----- Provided material -----
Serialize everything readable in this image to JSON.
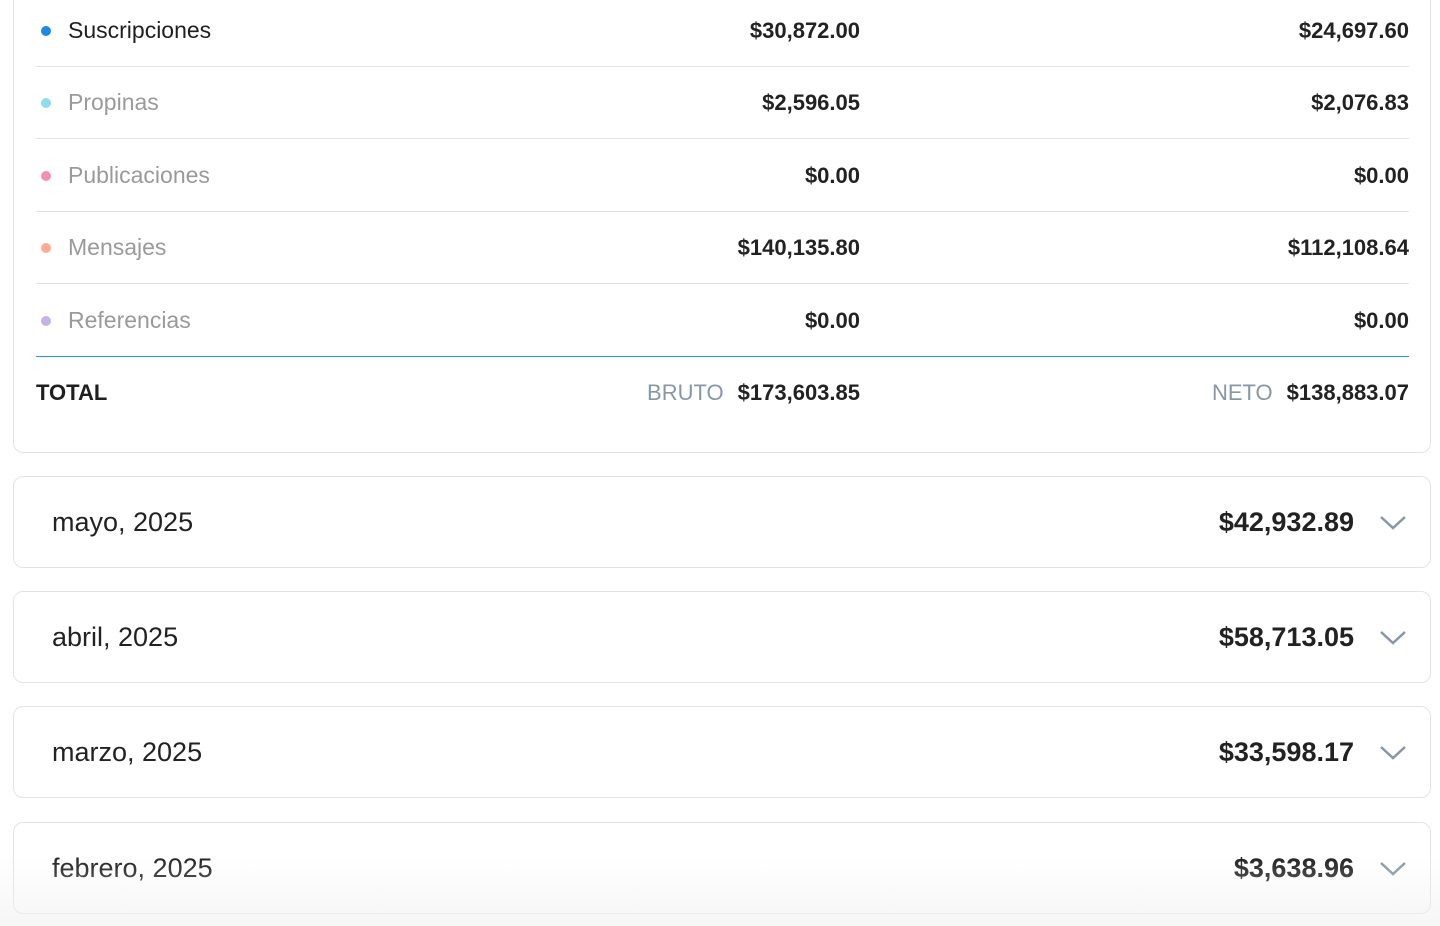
{
  "categories": [
    {
      "label": "Suscripciones",
      "gross": "$30,872.00",
      "net": "$24,697.60",
      "color": "#1e88e5",
      "active": true
    },
    {
      "label": "Propinas",
      "gross": "$2,596.05",
      "net": "$2,076.83",
      "color": "#8fdcea",
      "active": false
    },
    {
      "label": "Publicaciones",
      "gross": "$0.00",
      "net": "$0.00",
      "color": "#f48fb1",
      "active": false
    },
    {
      "label": "Mensajes",
      "gross": "$140,135.80",
      "net": "$112,108.64",
      "color": "#ffab91",
      "active": false
    },
    {
      "label": "Referencias",
      "gross": "$0.00",
      "net": "$0.00",
      "color": "#c5b3e6",
      "active": false
    }
  ],
  "total": {
    "label": "TOTAL",
    "gross_tag": "BRUTO",
    "gross": "$173,603.85",
    "net_tag": "NETO",
    "net": "$138,883.07"
  },
  "months": [
    {
      "name": "mayo, 2025",
      "amount": "$42,932.89"
    },
    {
      "name": "abril, 2025",
      "amount": "$58,713.05"
    },
    {
      "name": "marzo, 2025",
      "amount": "$33,598.17"
    },
    {
      "name": "febrero, 2025",
      "amount": "$3,638.96"
    }
  ],
  "accent_color": "#2196f3"
}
-----
| Aim of the exercise |
Return all of the entries exactly as written, but drop any pictures they hold.

| Solution for this task |
Serialize everything readable in this image to JSON.
{
  "categories": [
    {
      "label": "Suscripciones",
      "gross": "$30,872.00",
      "net": "$24,697.60",
      "color": "#1e88e5",
      "active": true
    },
    {
      "label": "Propinas",
      "gross": "$2,596.05",
      "net": "$2,076.83",
      "color": "#8fdcea",
      "active": false
    },
    {
      "label": "Publicaciones",
      "gross": "$0.00",
      "net": "$0.00",
      "color": "#f48fb1",
      "active": false
    },
    {
      "label": "Mensajes",
      "gross": "$140,135.80",
      "net": "$112,108.64",
      "color": "#ffab91",
      "active": false
    },
    {
      "label": "Referencias",
      "gross": "$0.00",
      "net": "$0.00",
      "color": "#c5b3e6",
      "active": false
    }
  ],
  "total": {
    "label": "TOTAL",
    "gross_tag": "BRUTO",
    "gross": "$173,603.85",
    "net_tag": "NETO",
    "net": "$138,883.07"
  },
  "months": [
    {
      "name": "mayo, 2025",
      "amount": "$42,932.89"
    },
    {
      "name": "abril, 2025",
      "amount": "$58,713.05"
    },
    {
      "name": "marzo, 2025",
      "amount": "$33,598.17"
    },
    {
      "name": "febrero, 2025",
      "amount": "$3,638.96"
    }
  ],
  "accent_color": "#2196f3"
}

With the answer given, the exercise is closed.